● Request
Could you copy, word for word, only the lines from the one containing "What data populates" through the last line of the records below, both included?

● Data for this task
====================
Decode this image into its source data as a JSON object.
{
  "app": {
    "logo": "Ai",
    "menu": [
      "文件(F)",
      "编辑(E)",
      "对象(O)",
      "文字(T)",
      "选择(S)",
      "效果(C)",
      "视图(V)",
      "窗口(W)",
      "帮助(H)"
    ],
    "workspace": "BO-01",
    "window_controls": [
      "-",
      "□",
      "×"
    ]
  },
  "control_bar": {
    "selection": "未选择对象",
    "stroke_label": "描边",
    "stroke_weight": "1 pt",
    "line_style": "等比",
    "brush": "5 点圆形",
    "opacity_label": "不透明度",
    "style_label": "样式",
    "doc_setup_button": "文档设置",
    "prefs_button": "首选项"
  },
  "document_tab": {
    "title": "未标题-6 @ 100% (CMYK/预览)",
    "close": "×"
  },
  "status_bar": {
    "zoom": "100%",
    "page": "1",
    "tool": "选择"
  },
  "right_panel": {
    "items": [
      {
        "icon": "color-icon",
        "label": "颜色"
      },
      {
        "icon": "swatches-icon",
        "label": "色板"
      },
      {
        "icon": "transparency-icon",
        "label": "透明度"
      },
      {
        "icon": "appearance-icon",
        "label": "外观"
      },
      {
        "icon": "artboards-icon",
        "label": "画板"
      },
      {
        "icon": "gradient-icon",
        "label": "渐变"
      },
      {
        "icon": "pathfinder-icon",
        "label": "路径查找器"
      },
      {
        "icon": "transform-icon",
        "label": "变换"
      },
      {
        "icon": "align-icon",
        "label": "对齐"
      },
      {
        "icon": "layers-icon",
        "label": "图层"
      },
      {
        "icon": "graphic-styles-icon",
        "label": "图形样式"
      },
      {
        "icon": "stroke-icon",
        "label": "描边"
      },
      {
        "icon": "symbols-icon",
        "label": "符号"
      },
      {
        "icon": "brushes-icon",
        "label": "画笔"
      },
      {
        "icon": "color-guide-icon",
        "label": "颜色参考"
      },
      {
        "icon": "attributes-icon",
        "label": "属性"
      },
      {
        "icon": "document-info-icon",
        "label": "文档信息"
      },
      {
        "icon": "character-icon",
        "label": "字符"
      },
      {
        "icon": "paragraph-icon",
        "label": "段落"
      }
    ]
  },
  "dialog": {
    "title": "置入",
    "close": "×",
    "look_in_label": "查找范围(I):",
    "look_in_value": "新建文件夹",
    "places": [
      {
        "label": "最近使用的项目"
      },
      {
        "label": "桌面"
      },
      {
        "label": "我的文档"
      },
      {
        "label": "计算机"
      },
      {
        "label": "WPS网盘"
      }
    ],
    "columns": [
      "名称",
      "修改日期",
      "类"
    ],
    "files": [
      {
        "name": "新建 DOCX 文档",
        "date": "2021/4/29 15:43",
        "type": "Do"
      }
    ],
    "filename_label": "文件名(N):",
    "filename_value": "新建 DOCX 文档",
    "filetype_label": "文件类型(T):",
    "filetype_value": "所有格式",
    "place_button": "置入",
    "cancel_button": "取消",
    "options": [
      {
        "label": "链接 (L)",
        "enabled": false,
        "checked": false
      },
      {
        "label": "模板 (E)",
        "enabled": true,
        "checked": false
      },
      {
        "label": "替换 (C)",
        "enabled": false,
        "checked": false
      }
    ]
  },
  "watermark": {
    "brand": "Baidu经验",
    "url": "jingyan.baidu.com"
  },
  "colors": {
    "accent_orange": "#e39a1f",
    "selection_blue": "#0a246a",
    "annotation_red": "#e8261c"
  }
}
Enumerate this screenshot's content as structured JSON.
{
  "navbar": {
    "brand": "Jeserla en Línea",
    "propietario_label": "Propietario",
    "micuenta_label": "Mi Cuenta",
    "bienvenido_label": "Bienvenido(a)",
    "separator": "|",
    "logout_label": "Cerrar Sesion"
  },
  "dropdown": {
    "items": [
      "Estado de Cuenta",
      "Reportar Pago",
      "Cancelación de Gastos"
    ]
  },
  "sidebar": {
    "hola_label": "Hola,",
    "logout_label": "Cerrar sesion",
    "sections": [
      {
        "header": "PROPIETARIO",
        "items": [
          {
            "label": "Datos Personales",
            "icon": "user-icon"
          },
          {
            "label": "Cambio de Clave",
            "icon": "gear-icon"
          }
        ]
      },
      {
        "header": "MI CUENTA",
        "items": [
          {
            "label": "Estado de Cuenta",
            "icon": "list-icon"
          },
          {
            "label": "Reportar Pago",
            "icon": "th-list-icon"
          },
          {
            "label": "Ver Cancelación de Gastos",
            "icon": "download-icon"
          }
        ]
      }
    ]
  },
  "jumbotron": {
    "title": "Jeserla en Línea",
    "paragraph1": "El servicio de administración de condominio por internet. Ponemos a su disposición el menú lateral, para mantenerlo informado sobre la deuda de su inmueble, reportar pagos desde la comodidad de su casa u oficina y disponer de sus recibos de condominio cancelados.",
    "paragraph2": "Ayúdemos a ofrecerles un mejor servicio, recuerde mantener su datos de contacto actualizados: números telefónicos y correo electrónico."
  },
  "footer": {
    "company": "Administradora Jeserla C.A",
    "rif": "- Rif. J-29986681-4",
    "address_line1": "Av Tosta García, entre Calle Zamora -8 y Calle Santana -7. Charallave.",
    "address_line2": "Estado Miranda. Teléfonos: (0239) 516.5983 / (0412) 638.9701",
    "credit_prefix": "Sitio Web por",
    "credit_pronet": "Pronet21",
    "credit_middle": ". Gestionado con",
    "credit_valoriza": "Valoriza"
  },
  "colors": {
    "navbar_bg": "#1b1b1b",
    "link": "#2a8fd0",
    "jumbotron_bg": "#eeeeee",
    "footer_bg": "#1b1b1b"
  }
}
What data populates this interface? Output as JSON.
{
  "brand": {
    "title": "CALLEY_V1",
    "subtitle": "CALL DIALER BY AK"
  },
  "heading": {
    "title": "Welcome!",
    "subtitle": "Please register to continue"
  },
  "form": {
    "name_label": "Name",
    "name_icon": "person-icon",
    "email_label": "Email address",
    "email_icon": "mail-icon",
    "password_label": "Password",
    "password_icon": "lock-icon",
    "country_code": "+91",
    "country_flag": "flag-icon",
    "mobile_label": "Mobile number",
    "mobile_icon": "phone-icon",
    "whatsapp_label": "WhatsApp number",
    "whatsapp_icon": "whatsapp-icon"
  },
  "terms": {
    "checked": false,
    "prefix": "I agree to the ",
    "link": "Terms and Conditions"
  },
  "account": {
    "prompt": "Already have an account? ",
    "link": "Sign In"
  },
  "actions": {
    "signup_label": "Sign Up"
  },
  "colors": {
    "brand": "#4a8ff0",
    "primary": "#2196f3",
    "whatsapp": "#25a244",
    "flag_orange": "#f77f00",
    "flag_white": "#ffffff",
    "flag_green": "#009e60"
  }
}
====================
● The result
What data populates this interface? Output as JSON.
{
  "brand": {
    "title": "CALLEY_V1",
    "subtitle": "CALL DIALER BY AK"
  },
  "heading": {
    "title": "Welcome!",
    "subtitle": "Please register to continue"
  },
  "form": {
    "name_label": "Name",
    "name_icon": "person-icon",
    "email_label": "Email address",
    "email_icon": "mail-icon",
    "password_label": "Password",
    "password_icon": "lock-icon",
    "country_code": "+91",
    "country_flag": "flag-icon",
    "mobile_label": "Mobile number",
    "mobile_icon": "phone-icon",
    "whatsapp_label": "WhatsApp number",
    "whatsapp_icon": "whatsapp-icon"
  },
  "terms": {
    "checked": false,
    "prefix": "I agree to the ",
    "link": "Terms and Conditions"
  },
  "account": {
    "prompt": "Already have an account? ",
    "link": "Sign In"
  },
  "actions": {
    "signup_label": "Sign Up"
  },
  "colors": {
    "brand": "#4a8ff0",
    "primary": "#2196f3",
    "whatsapp": "#25a244",
    "flag_orange": "#f77f00",
    "flag_white": "#ffffff",
    "flag_green": "#009e60"
  }
}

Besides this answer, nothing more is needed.